Records from a dataset
■ ■ ■ ■ ■ ■ ■

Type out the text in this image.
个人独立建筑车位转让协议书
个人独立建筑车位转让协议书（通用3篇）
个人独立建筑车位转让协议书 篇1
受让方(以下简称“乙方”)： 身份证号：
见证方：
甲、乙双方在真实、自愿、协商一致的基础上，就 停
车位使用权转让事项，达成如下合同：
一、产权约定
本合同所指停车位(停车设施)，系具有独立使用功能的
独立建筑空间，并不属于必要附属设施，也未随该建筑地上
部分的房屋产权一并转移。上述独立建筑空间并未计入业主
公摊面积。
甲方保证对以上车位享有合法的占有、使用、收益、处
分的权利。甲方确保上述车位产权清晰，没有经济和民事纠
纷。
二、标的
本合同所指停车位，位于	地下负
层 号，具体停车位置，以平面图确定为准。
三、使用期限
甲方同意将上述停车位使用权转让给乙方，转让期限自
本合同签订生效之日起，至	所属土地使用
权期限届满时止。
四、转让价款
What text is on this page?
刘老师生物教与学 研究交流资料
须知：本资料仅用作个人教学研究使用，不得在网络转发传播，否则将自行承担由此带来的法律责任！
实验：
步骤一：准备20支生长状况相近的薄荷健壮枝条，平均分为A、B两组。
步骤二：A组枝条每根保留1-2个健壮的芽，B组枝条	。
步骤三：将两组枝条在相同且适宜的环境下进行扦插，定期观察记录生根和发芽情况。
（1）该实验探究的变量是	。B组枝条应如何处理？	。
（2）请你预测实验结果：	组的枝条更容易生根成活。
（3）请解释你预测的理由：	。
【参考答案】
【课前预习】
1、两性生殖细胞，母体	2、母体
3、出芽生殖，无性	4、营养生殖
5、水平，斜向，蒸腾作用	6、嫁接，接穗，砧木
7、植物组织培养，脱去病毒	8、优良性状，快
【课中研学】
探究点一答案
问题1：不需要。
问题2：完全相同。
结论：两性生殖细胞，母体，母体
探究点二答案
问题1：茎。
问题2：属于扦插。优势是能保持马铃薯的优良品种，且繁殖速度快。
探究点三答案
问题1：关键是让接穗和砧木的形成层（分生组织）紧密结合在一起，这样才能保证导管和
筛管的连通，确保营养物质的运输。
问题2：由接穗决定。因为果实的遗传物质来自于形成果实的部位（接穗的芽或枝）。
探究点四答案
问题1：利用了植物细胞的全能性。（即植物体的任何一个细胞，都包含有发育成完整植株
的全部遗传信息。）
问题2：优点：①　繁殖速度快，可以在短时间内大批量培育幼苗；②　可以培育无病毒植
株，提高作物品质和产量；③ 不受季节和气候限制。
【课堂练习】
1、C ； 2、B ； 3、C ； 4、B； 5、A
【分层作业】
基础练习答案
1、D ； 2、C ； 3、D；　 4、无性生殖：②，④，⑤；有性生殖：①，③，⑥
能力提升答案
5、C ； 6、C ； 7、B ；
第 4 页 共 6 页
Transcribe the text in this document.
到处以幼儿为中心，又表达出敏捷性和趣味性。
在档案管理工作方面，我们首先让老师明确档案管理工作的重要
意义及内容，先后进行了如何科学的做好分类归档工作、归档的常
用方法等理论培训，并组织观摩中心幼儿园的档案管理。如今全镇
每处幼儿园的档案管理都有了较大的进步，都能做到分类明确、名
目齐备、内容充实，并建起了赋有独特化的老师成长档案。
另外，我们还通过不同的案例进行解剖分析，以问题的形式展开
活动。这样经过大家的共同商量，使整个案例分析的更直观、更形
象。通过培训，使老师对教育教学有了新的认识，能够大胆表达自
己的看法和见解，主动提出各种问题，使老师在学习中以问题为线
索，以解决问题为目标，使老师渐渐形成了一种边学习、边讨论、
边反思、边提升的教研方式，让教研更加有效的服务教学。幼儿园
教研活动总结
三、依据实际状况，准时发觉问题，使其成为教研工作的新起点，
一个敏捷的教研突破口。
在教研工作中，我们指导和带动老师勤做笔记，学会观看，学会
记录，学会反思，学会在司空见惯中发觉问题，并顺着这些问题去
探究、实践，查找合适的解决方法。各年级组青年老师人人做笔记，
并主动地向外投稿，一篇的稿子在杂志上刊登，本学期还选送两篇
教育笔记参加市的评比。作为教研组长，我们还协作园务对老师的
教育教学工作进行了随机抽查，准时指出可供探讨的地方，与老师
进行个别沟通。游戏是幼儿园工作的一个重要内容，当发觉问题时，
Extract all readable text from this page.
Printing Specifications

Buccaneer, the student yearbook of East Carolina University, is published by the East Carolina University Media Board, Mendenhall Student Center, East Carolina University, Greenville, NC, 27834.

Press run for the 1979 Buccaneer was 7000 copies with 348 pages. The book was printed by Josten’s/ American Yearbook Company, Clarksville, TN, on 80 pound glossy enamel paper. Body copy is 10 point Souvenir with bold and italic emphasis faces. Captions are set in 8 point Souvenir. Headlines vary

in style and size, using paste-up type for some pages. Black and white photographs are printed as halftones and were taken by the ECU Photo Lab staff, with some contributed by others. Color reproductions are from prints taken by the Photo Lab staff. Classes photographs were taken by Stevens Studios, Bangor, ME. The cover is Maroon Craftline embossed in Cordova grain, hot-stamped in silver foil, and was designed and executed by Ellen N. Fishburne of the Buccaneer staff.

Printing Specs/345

■ ■ ■ ■ ■ ■ ■

▸ **What needs to be done**: Report how many lines in the data include the word "Printing", and give nothing but the count.

▸ **Output for this exercise**: 2